(Dataset entries)
________________
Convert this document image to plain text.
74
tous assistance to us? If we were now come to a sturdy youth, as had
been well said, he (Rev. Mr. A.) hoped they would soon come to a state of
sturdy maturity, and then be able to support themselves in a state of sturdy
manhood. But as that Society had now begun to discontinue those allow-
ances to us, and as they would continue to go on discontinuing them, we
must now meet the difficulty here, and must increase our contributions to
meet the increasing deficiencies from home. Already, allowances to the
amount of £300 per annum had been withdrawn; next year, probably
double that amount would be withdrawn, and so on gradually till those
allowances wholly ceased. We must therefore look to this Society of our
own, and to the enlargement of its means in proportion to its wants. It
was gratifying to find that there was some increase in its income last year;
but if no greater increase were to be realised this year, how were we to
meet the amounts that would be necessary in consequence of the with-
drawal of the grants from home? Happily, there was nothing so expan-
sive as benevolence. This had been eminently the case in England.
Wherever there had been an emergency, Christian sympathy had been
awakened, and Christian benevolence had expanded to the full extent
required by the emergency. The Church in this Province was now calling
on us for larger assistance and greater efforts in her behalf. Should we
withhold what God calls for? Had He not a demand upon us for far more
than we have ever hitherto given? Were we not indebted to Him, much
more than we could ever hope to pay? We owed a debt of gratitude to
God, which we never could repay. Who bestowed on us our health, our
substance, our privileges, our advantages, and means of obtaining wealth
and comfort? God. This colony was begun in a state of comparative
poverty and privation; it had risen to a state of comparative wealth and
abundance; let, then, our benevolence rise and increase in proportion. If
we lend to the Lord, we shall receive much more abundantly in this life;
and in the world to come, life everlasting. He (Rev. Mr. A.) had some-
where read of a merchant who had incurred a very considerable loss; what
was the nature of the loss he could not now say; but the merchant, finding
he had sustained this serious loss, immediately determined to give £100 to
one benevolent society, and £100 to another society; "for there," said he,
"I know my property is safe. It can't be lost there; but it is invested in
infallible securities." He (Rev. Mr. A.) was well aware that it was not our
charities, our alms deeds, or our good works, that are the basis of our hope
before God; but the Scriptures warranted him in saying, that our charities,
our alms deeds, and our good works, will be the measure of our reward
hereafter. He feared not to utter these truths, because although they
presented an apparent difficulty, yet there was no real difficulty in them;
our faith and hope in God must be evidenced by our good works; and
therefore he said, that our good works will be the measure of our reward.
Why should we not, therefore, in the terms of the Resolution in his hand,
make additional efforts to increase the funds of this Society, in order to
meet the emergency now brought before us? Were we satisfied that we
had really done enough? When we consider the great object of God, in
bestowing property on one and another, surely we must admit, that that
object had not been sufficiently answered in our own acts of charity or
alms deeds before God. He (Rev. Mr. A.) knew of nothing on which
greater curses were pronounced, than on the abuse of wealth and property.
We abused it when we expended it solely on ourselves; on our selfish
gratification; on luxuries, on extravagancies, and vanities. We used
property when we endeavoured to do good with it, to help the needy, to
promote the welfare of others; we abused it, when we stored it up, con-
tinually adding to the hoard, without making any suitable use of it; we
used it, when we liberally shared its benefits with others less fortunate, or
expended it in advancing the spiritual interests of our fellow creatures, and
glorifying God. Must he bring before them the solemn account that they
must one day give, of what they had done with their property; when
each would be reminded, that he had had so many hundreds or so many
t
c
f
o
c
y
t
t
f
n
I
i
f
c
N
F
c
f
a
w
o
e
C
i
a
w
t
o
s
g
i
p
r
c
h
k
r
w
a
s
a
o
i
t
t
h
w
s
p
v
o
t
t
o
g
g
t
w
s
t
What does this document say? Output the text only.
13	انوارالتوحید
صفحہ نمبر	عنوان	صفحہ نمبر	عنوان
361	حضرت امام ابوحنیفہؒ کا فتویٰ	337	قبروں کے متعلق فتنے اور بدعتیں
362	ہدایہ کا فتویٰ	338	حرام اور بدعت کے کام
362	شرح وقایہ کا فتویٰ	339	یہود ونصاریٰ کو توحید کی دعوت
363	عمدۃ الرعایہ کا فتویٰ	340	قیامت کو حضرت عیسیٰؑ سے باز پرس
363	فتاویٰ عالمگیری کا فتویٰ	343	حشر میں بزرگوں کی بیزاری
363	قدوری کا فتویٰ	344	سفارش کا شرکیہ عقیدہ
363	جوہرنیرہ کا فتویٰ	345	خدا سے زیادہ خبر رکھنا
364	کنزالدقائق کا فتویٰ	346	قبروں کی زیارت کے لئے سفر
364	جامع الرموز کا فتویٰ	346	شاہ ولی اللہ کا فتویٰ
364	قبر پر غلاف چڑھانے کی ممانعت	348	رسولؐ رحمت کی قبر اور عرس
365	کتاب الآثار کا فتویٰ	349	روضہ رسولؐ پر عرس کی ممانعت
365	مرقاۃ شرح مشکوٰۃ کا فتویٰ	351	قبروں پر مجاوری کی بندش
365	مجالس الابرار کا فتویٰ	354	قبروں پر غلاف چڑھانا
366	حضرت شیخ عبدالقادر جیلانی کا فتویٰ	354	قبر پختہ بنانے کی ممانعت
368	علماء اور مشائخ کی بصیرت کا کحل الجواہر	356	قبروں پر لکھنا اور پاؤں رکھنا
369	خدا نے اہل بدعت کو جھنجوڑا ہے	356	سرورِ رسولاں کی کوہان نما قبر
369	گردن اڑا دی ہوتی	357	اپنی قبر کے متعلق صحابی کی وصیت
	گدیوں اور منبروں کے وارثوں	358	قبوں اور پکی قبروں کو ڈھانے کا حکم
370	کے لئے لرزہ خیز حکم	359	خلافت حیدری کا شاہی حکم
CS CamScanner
________________
Work to complete:
Of the lines in this material, state how many hold the string "would". Write no other words.

Exercise solution:
5